To be done:
Could you express each line of the records below as a JSON list of strings, one string per line, with blank lines omitted?

Working data:
# # # # #

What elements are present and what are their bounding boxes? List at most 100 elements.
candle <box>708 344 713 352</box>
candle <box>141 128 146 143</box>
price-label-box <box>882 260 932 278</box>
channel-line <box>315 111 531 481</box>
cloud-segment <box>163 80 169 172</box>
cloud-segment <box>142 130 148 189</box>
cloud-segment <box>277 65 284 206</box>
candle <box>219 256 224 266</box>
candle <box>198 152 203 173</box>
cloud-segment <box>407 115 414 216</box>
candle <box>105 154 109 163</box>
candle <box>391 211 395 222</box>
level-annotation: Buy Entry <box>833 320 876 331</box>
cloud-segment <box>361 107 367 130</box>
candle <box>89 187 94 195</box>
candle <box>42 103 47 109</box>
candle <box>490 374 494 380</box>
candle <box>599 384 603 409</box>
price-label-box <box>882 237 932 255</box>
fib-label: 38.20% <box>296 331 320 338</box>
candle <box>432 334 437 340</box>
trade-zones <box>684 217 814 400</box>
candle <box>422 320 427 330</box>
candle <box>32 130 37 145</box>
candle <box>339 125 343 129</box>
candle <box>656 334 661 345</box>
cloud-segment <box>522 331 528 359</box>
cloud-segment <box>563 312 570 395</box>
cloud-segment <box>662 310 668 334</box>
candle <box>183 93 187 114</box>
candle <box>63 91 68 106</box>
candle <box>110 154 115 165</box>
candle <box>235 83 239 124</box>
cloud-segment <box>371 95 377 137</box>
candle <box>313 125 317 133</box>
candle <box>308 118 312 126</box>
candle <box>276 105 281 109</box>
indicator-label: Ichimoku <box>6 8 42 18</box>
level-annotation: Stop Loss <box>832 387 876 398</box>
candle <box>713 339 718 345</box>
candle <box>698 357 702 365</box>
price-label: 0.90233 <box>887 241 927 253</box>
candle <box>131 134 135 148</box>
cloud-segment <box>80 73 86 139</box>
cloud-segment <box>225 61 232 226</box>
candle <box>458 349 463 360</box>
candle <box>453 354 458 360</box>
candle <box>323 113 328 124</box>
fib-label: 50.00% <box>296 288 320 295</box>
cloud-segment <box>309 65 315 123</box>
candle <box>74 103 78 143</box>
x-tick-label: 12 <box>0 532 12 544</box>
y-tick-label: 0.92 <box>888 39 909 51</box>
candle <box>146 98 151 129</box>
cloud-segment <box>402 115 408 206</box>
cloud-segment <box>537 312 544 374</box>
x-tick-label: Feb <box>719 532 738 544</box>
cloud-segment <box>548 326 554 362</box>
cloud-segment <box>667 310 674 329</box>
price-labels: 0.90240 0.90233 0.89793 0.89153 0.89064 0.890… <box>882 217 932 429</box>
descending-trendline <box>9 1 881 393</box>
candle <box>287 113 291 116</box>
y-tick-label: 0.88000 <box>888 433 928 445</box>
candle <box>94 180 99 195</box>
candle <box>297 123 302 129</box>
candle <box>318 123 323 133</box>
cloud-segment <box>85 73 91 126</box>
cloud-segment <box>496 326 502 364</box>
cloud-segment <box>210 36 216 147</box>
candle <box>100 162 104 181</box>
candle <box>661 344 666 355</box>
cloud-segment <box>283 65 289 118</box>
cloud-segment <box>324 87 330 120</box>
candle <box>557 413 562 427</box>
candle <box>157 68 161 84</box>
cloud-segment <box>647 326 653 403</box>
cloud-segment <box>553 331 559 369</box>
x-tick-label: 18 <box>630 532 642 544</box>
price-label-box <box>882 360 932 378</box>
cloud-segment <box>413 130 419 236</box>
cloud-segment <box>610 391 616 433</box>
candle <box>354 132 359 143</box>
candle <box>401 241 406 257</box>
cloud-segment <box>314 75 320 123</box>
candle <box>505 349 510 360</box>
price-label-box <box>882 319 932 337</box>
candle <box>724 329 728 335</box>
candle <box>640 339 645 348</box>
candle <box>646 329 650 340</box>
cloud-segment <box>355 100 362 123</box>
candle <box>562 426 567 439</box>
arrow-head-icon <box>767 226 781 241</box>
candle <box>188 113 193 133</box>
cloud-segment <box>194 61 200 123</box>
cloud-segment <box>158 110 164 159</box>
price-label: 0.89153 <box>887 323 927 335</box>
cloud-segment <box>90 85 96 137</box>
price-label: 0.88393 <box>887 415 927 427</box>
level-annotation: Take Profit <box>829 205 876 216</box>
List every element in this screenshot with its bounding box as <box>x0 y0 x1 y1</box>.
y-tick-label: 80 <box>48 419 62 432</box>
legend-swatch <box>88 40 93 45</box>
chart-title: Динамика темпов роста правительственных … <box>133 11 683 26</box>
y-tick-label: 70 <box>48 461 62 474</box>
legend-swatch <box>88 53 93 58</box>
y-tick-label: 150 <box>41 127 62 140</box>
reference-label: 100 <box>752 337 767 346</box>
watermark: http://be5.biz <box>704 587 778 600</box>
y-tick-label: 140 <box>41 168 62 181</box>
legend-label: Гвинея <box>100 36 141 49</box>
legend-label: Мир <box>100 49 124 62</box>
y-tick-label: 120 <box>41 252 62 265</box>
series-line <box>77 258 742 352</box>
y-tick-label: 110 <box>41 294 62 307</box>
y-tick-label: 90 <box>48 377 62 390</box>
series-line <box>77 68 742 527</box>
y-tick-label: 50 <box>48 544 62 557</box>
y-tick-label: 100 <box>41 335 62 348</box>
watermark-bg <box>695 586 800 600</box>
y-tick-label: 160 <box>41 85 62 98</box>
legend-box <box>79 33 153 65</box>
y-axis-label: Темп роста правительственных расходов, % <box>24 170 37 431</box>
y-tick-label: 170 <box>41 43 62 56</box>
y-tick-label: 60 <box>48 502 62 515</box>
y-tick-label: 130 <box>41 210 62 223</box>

# # # # #

Reply to the task:
[
  "What elements are present and what are their bounding boxes? List at most 100 elements.",
  "candle <box>708 344 713 352</box>",
  "candle <box>141 128 146 143</box>",
  "price-label-box <box>882 260 932 278</box>",
  "channel-line <box>315 111 531 481</box>",
  "cloud-segment <box>163 80 169 172</box>",
  "cloud-segment <box>142 130 148 189</box>",
  "cloud-segment <box>277 65 284 206</box>",
  "candle <box>219 256 224 266</box>",
  "candle <box>198 152 203 173</box>",
  "cloud-segment <box>407 115 414 216</box>",
  "candle <box>105 154 109 163</box>",
  "candle <box>391 211 395 222</box>",
  "level-annotation: Buy Entry <box>833 320 876 331</box>",
  "cloud-segment <box>361 107 367 130</box>",
  "candle <box>89 187 94 195</box>",
  "candle <box>42 103 47 109</box>",
  "candle <box>490 374 494 380</box>",
  "candle <box>599 384 603 409</box>",
  "price-label-box <box>882 237 932 255</box>",
  "fib-label: 38.20% <box>296 331 320 338</box>",
  "candle <box>432 334 437 340</box>",
  "trade-zones <box>684 217 814 400</box>",
  "candle <box>422 320 427 330</box>",
  "candle <box>32 130 37 145</box>",
  "candle <box>339 125 343 129</box>",
  "candle <box>656 334 661 345</box>",
  "cloud-segment <box>522 331 528 359</box>",
  "cloud-segment <box>563 312 570 395</box>",
  "cloud-segment <box>662 310 668 334</box>",
  "candle <box>183 93 187 114</box>",
  "candle <box>63 91 68 106</box>",
  "candle <box>110 154 115 165</box>",
  "candle <box>235 83 239 124</box>",
  "cloud-segment <box>371 95 377 137</box>",
  "candle <box>313 125 317 133</box>",
  "candle <box>308 118 312 126</box>",
  "candle <box>276 105 281 109</box>",
  "indicator-label: Ichimoku <box>6 8 42 18</box>",
  "level-annotation: Stop Loss <box>832 387 876 398</box>",
  "candle <box>713 339 718 345</box>",
  "candle <box>698 357 702 365</box>",
  "price-label: 0.90233 <box>887 241 927 253</box>",
  "candle <box>131 134 135 148</box>",
  "cloud-segment <box>80 73 86 139</box>",
  "cloud-segment <box>225 61 232 226</box>",
  "candle <box>458 349 463 360</box>",
  "candle <box>453 354 458 360</box>",
  "candle <box>323 113 328 124</box>",
  "fib-label: 50.00% <box>296 288 320 295</box>",
  "cloud-segment <box>309 65 315 123</box>",
  "candle <box>74 103 78 143</box>",
  "x-tick-label: 12 <box>0 532 12 544</box>",
  "y-tick-label: 0.92 <box>888 39 909 51</box>",
  "candle <box>146 98 151 129</box>",
  "cloud-segment <box>402 115 408 206</box>",
  "cloud-segment <box>537 312 544 374</box>",
  "x-tick-label: Feb <box>719 532 738 544</box>",
  "cloud-segment <box>548 326 554 362</box>",
  "cloud-segment <box>667 310 674 329</box>",
  "price-labels: 0.90240 0.90233 0.89793 0.89153 0.89064 0.890… <box>882 217 932 429</box>",
  "descending-trendline <box>9 1 881 393</box>",
  "candle <box>287 113 291 116</box>",
  "y-tick-label: 0.88000 <box>888 433 928 445</box>",
  "candle <box>94 180 99 195</box>",
  "candle <box>297 123 302 129</box>",
  "candle <box>318 123 323 133</box>",
  "cloud-segment <box>85 73 91 126</box>",
  "cloud-segment <box>496 326 502 364</box>",
  "cloud-segment <box>210 36 216 147</box>",
  "candle <box>100 162 104 181</box>",
  "candle <box>661 344 666 355</box>",
  "cloud-segment <box>283 65 289 118</box>",
  "cloud-segment <box>324 87 330 120</box>",
  "candle <box>557 413 562 427</box>",
  "candle <box>157 68 161 84</box>",
  "cloud-segment <box>647 326 653 403</box>",
  "cloud-segment <box>553 331 559 369</box>",
  "x-tick-label: 18 <box>630 532 642 544</box>",
  "price-label-box <box>882 360 932 378</box>",
  "cloud-segment <box>413 130 419 236</box>",
  "cloud-segment <box>610 391 616 433</box>",
  "candle <box>354 132 359 143</box>",
  "candle <box>401 241 406 257</box>",
  "cloud-segment <box>314 75 320 123</box>",
  "candle <box>505 349 510 360</box>",
  "price-label-box <box>882 319 932 337</box>",
  "candle <box>724 329 728 335</box>",
  "candle <box>640 339 645 348</box>",
  "candle <box>646 329 650 340</box>",
  "cloud-segment <box>355 100 362 123</box>",
  "candle <box>562 426 567 439</box>",
  "arrow-head-icon <box>767 226 781 241</box>",
  "candle <box>188 113 193 133</box>",
  "cloud-segment <box>194 61 200 123</box>",
  "cloud-segment <box>158 110 164 159</box>",
  "price-label: 0.89153 <box>887 323 927 335</box>",
  "cloud-segment <box>90 85 96 137</box>",
  "price-label: 0.88393 <box>887 415 927 427</box>",
  "level-annotation: Take Profit <box>829 205 876 216</box>",
  "List every element in this screenshot with its bounding box as <box>x0 y0 x1 y1</box>.",
  "y-tick-label: 80 <box>48 419 62 432</box>",
  "legend-swatch <box>88 40 93 45</box>",
  "chart-title: Динамика темпов роста правительственных … <box>133 11 683 26</box>",
  "y-tick-label: 70 <box>48 461 62 474</box>",
  "legend-swatch <box>88 53 93 58</box>",
  "y-tick-label: 150 <box>41 127 62 140</box>",
  "reference-label: 100 <box>752 337 767 346</box>",
  "watermark: http://be5.biz <box>704 587 778 600</box>",
  "y-tick-label: 140 <box>41 168 62 181</box>",
  "legend-label: Гвинея <box>100 36 141 49</box>",
  "legend-label: Мир <box>100 49 124 62</box>",
  "y-tick-label: 120 <box>41 252 62 265</box>",
  "series-line <box>77 258 742 352</box>",
  "y-tick-label: 110 <box>41 294 62 307</box>",
  "y-tick-label: 90 <box>48 377 62 390</box>",
  "series-line <box>77 68 742 527</box>",
  "y-tick-label: 50 <box>48 544 62 557</box>",
  "y-tick-label: 100 <box>41 335 62 348</box>",
  "watermark-bg <box>695 586 800 600</box>",
  "y-tick-label: 160 <box>41 85 62 98</box>",
  "legend-box <box>79 33 153 65</box>",
  "y-axis-label: Темп роста правительственных расходов, % <box>24 170 37 431</box>",
  "y-tick-label: 170 <box>41 43 62 56</box>",
  "y-tick-label: 60 <box>48 502 62 515</box>",
  "y-tick-label: 130 <box>41 210 62 223</box>"
]